Direction :: Please repeat all of the lines that follow, exactly as written.

"""

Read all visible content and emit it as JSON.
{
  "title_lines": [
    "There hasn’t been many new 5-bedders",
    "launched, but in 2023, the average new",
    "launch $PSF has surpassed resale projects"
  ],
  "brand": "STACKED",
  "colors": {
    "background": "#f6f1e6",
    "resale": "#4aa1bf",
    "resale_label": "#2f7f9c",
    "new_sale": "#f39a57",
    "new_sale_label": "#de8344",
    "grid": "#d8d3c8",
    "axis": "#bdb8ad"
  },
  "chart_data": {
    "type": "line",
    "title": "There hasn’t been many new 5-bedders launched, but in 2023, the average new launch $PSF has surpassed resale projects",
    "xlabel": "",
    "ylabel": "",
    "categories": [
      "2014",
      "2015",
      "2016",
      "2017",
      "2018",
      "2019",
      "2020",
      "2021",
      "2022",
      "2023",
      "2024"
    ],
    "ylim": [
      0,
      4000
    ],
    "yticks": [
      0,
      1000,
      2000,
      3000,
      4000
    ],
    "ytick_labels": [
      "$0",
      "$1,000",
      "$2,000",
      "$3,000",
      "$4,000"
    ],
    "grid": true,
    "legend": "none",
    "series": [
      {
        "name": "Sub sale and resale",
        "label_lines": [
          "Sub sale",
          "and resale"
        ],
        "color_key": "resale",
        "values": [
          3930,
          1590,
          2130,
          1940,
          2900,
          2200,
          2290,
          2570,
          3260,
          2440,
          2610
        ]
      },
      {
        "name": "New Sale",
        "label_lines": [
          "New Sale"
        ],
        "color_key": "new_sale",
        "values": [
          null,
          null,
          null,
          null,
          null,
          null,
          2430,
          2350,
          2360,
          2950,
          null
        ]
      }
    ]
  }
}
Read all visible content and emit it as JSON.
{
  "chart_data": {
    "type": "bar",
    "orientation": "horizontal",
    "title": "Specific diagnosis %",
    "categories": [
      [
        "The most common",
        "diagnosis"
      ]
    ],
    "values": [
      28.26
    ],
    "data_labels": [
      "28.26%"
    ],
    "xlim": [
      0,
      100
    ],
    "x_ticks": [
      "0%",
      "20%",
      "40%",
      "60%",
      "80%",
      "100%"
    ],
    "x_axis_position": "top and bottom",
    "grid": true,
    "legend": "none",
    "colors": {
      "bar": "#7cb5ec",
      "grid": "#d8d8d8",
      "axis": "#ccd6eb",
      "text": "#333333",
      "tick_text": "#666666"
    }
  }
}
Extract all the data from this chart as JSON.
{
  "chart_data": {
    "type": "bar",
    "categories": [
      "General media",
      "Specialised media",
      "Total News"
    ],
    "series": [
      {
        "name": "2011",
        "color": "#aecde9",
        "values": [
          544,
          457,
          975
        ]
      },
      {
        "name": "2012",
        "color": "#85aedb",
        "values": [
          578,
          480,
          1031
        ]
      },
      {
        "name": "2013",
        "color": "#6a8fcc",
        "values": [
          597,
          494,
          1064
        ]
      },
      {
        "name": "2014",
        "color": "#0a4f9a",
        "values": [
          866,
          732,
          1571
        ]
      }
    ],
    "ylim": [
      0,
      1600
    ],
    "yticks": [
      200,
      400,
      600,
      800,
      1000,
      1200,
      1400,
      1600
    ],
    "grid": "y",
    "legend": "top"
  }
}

"""

Output of the exercise ::
Read all visible content and emit it as JSON.
{
  "title_lines": [
    "There hasn’t been many new 5-bedders",
    "launched, but in 2023, the average new",
    "launch $PSF has surpassed resale projects"
  ],
  "brand": "STACKED",
  "colors": {
    "background": "#f6f1e6",
    "resale": "#4aa1bf",
    "resale_label": "#2f7f9c",
    "new_sale": "#f39a57",
    "new_sale_label": "#de8344",
    "grid": "#d8d3c8",
    "axis": "#bdb8ad"
  },
  "chart_data": {
    "type": "line",
    "title": "There hasn’t been many new 5-bedders launched, but in 2023, the average new launch $PSF has surpassed resale projects",
    "xlabel": "",
    "ylabel": "",
    "categories": [
      "2014",
      "2015",
      "2016",
      "2017",
      "2018",
      "2019",
      "2020",
      "2021",
      "2022",
      "2023",
      "2024"
    ],
    "ylim": [
      0,
      4000
    ],
    "yticks": [
      0,
      1000,
      2000,
      3000,
      4000
    ],
    "ytick_labels": [
      "$0",
      "$1,000",
      "$2,000",
      "$3,000",
      "$4,000"
    ],
    "grid": true,
    "legend": "none",
    "series": [
      {
        "name": "Sub sale and resale",
        "label_lines": [
          "Sub sale",
          "and resale"
        ],
        "color_key": "resale",
        "values": [
          3930,
          1590,
          2130,
          1940,
          2900,
          2200,
          2290,
          2570,
          3260,
          2440,
          2610
        ]
      },
      {
        "name": "New Sale",
        "label_lines": [
          "New Sale"
        ],
        "color_key": "new_sale",
        "values": [
          null,
          null,
          null,
          null,
          null,
          null,
          2430,
          2350,
          2360,
          2950,
          null
        ]
      }
    ]
  }
}
Read all visible content and emit it as JSON.
{
  "chart_data": {
    "type": "bar",
    "orientation": "horizontal",
    "title": "Specific diagnosis %",
    "categories": [
      [
        "The most common",
        "diagnosis"
      ]
    ],
    "values": [
      28.26
    ],
    "data_labels": [
      "28.26%"
    ],
    "xlim": [
      0,
      100
    ],
    "x_ticks": [
      "0%",
      "20%",
      "40%",
      "60%",
      "80%",
      "100%"
    ],
    "x_axis_position": "top and bottom",
    "grid": true,
    "legend": "none",
    "colors": {
      "bar": "#7cb5ec",
      "grid": "#d8d8d8",
      "axis": "#ccd6eb",
      "text": "#333333",
      "tick_text": "#666666"
    }
  }
}
Extract all the data from this chart as JSON.
{
  "chart_data": {
    "type": "bar",
    "categories": [
      "General media",
      "Specialised media",
      "Total News"
    ],
    "series": [
      {
        "name": "2011",
        "color": "#aecde9",
        "values": [
          544,
          457,
          975
        ]
      },
      {
        "name": "2012",
        "color": "#85aedb",
        "values": [
          578,
          480,
          1031
        ]
      },
      {
        "name": "2013",
        "color": "#6a8fcc",
        "values": [
          597,
          494,
          1064
        ]
      },
      {
        "name": "2014",
        "color": "#0a4f9a",
        "values": [
          866,
          732,
          1571
        ]
      }
    ],
    "ylim": [
      0,
      1600
    ],
    "yticks": [
      200,
      400,
      600,
      800,
      1000,
      1200,
      1400,
      1600
    ],
    "grid": "y",
    "legend": "top"
  }
}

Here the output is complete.